start Records to process

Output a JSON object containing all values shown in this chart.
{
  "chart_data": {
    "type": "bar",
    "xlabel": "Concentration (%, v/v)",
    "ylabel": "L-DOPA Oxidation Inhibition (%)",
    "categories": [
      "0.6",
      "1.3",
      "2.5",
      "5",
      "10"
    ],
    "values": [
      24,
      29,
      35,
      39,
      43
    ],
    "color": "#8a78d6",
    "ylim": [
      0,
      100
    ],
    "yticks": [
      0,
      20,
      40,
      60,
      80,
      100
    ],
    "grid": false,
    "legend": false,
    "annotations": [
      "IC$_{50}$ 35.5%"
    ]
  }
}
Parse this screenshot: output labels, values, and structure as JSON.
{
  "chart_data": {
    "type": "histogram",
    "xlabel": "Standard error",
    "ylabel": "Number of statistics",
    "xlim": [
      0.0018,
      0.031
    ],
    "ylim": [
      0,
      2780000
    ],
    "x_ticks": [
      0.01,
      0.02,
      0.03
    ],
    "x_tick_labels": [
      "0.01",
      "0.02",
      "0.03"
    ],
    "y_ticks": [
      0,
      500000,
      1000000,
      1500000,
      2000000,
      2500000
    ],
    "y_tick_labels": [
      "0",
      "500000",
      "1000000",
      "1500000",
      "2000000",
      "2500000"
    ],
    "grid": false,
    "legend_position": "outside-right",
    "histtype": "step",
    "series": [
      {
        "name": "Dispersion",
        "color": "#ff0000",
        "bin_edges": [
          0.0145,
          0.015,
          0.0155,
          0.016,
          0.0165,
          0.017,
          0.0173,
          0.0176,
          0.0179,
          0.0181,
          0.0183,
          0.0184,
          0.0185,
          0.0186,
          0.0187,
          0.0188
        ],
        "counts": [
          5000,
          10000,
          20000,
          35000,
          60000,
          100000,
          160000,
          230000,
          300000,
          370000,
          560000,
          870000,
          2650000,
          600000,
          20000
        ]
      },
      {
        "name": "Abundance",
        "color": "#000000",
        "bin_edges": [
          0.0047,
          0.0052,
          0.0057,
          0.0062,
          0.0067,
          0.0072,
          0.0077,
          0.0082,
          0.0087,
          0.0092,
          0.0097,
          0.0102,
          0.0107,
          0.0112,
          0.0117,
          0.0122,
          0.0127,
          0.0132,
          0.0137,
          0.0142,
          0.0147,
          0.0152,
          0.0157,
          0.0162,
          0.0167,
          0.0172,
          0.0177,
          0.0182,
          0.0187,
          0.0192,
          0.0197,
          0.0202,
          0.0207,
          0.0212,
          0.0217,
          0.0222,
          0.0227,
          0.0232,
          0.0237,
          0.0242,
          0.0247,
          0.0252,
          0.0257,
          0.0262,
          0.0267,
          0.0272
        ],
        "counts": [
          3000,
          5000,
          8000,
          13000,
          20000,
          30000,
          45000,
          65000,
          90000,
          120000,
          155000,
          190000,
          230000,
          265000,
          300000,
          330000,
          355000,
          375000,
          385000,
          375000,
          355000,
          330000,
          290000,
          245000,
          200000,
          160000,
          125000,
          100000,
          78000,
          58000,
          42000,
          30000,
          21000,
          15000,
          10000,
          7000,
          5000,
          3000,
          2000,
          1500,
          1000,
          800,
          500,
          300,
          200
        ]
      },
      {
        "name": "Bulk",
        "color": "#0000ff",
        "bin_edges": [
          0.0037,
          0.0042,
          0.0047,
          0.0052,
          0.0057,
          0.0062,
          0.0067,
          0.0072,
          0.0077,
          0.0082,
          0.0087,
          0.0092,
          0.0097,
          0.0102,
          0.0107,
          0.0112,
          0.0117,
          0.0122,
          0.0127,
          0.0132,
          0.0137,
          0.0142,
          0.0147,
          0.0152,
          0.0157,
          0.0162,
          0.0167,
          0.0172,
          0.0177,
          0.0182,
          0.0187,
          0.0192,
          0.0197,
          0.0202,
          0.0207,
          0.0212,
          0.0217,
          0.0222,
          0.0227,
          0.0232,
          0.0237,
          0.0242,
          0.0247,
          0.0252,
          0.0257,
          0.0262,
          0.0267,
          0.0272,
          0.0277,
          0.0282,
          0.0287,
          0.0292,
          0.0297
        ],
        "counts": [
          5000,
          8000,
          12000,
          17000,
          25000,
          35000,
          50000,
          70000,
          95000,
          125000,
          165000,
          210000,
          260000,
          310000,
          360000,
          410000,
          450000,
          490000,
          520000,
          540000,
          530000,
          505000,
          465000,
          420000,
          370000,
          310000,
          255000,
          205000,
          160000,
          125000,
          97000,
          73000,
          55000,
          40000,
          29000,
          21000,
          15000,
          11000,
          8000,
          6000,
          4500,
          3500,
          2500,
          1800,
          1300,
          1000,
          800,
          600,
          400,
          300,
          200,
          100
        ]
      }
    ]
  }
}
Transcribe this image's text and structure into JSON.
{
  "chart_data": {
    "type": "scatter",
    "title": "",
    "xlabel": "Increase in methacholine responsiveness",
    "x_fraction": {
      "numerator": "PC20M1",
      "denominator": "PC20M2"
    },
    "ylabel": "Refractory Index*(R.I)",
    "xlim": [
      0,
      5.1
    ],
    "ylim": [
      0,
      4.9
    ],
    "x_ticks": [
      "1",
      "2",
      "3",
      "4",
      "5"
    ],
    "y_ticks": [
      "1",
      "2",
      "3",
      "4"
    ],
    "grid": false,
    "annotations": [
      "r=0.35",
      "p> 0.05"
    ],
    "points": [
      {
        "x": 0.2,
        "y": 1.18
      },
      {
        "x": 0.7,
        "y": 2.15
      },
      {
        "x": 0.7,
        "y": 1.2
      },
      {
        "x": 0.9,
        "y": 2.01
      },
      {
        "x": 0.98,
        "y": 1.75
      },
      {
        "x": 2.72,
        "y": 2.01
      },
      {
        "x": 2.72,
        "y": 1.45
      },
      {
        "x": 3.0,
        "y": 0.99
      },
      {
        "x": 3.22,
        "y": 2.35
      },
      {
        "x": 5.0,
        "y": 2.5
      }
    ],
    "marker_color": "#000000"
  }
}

end Records to process

→ Problem statement
Reproduce each line verbatim.

→ Output for this exercise
Output a JSON object containing all values shown in this chart.
{
  "chart_data": {
    "type": "bar",
    "xlabel": "Concentration (%, v/v)",
    "ylabel": "L-DOPA Oxidation Inhibition (%)",
    "categories": [
      "0.6",
      "1.3",
      "2.5",
      "5",
      "10"
    ],
    "values": [
      24,
      29,
      35,
      39,
      43
    ],
    "color": "#8a78d6",
    "ylim": [
      0,
      100
    ],
    "yticks": [
      0,
      20,
      40,
      60,
      80,
      100
    ],
    "grid": false,
    "legend": false,
    "annotations": [
      "IC$_{50}$ 35.5%"
    ]
  }
}
Parse this screenshot: output labels, values, and structure as JSON.
{
  "chart_data": {
    "type": "histogram",
    "xlabel": "Standard error",
    "ylabel": "Number of statistics",
    "xlim": [
      0.0018,
      0.031
    ],
    "ylim": [
      0,
      2780000
    ],
    "x_ticks": [
      0.01,
      0.02,
      0.03
    ],
    "x_tick_labels": [
      "0.01",
      "0.02",
      "0.03"
    ],
    "y_ticks": [
      0,
      500000,
      1000000,
      1500000,
      2000000,
      2500000
    ],
    "y_tick_labels": [
      "0",
      "500000",
      "1000000",
      "1500000",
      "2000000",
      "2500000"
    ],
    "grid": false,
    "legend_position": "outside-right",
    "histtype": "step",
    "series": [
      {
        "name": "Dispersion",
        "color": "#ff0000",
        "bin_edges": [
          0.0145,
          0.015,
          0.0155,
          0.016,
          0.0165,
          0.017,
          0.0173,
          0.0176,
          0.0179,
          0.0181,
          0.0183,
          0.0184,
          0.0185,
          0.0186,
          0.0187,
          0.0188
        ],
        "counts": [
          5000,
          10000,
          20000,
          35000,
          60000,
          100000,
          160000,
          230000,
          300000,
          370000,
          560000,
          870000,
          2650000,
          600000,
          20000
        ]
      },
      {
        "name": "Abundance",
        "color": "#000000",
        "bin_edges": [
          0.0047,
          0.0052,
          0.0057,
          0.0062,
          0.0067,
          0.0072,
          0.0077,
          0.0082,
          0.0087,
          0.0092,
          0.0097,
          0.0102,
          0.0107,
          0.0112,
          0.0117,
          0.0122,
          0.0127,
          0.0132,
          0.0137,
          0.0142,
          0.0147,
          0.0152,
          0.0157,
          0.0162,
          0.0167,
          0.0172,
          0.0177,
          0.0182,
          0.0187,
          0.0192,
          0.0197,
          0.0202,
          0.0207,
          0.0212,
          0.0217,
          0.0222,
          0.0227,
          0.0232,
          0.0237,
          0.0242,
          0.0247,
          0.0252,
          0.0257,
          0.0262,
          0.0267,
          0.0272
        ],
        "counts": [
          3000,
          5000,
          8000,
          13000,
          20000,
          30000,
          45000,
          65000,
          90000,
          120000,
          155000,
          190000,
          230000,
          265000,
          300000,
          330000,
          355000,
          375000,
          385000,
          375000,
          355000,
          330000,
          290000,
          245000,
          200000,
          160000,
          125000,
          100000,
          78000,
          58000,
          42000,
          30000,
          21000,
          15000,
          10000,
          7000,
          5000,
          3000,
          2000,
          1500,
          1000,
          800,
          500,
          300,
          200
        ]
      },
      {
        "name": "Bulk",
        "color": "#0000ff",
        "bin_edges": [
          0.0037,
          0.0042,
          0.0047,
          0.0052,
          0.0057,
          0.0062,
          0.0067,
          0.0072,
          0.0077,
          0.0082,
          0.0087,
          0.0092,
          0.0097,
          0.0102,
          0.0107,
          0.0112,
          0.0117,
          0.0122,
          0.0127,
          0.0132,
          0.0137,
          0.0142,
          0.0147,
          0.0152,
          0.0157,
          0.0162,
          0.0167,
          0.0172,
          0.0177,
          0.0182,
          0.0187,
          0.0192,
          0.0197,
          0.0202,
          0.0207,
          0.0212,
          0.0217,
          0.0222,
          0.0227,
          0.0232,
          0.0237,
          0.0242,
          0.0247,
          0.0252,
          0.0257,
          0.0262,
          0.0267,
          0.0272,
          0.0277,
          0.0282,
          0.0287,
          0.0292,
          0.0297
        ],
        "counts": [
          5000,
          8000,
          12000,
          17000,
          25000,
          35000,
          50000,
          70000,
          95000,
          125000,
          165000,
          210000,
          260000,
          310000,
          360000,
          410000,
          450000,
          490000,
          520000,
          540000,
          530000,
          505000,
          465000,
          420000,
          370000,
          310000,
          255000,
          205000,
          160000,
          125000,
          97000,
          73000,
          55000,
          40000,
          29000,
          21000,
          15000,
          11000,
          8000,
          6000,
          4500,
          3500,
          2500,
          1800,
          1300,
          1000,
          800,
          600,
          400,
          300,
          200,
          100
        ]
      }
    ]
  }
}
Transcribe this image's text and structure into JSON.
{
  "chart_data": {
    "type": "scatter",
    "title": "",
    "xlabel": "Increase in methacholine responsiveness",
    "x_fraction": {
      "numerator": "PC20M1",
      "denominator": "PC20M2"
    },
    "ylabel": "Refractory Index*(R.I)",
    "xlim": [
      0,
      5.1
    ],
    "ylim": [
      0,
      4.9
    ],
    "x_ticks": [
      "1",
      "2",
      "3",
      "4",
      "5"
    ],
    "y_ticks": [
      "1",
      "2",
      "3",
      "4"
    ],
    "grid": false,
    "annotations": [
      "r=0.35",
      "p> 0.05"
    ],
    "points": [
      {
        "x": 0.2,
        "y": 1.18
      },
      {
        "x": 0.7,
        "y": 2.15
      },
      {
        "x": 0.7,
        "y": 1.2
      },
      {
        "x": 0.9,
        "y": 2.01
      },
      {
        "x": 0.98,
        "y": 1.75
      },
      {
        "x": 2.72,
        "y": 2.01
      },
      {
        "x": 2.72,
        "y": 1.45
      },
      {
        "x": 3.0,
        "y": 0.99
      },
      {
        "x": 3.22,
        "y": 2.35
      },
      {
        "x": 5.0,
        "y": 2.5
      }
    ],
    "marker_color": "#000000"
  }
}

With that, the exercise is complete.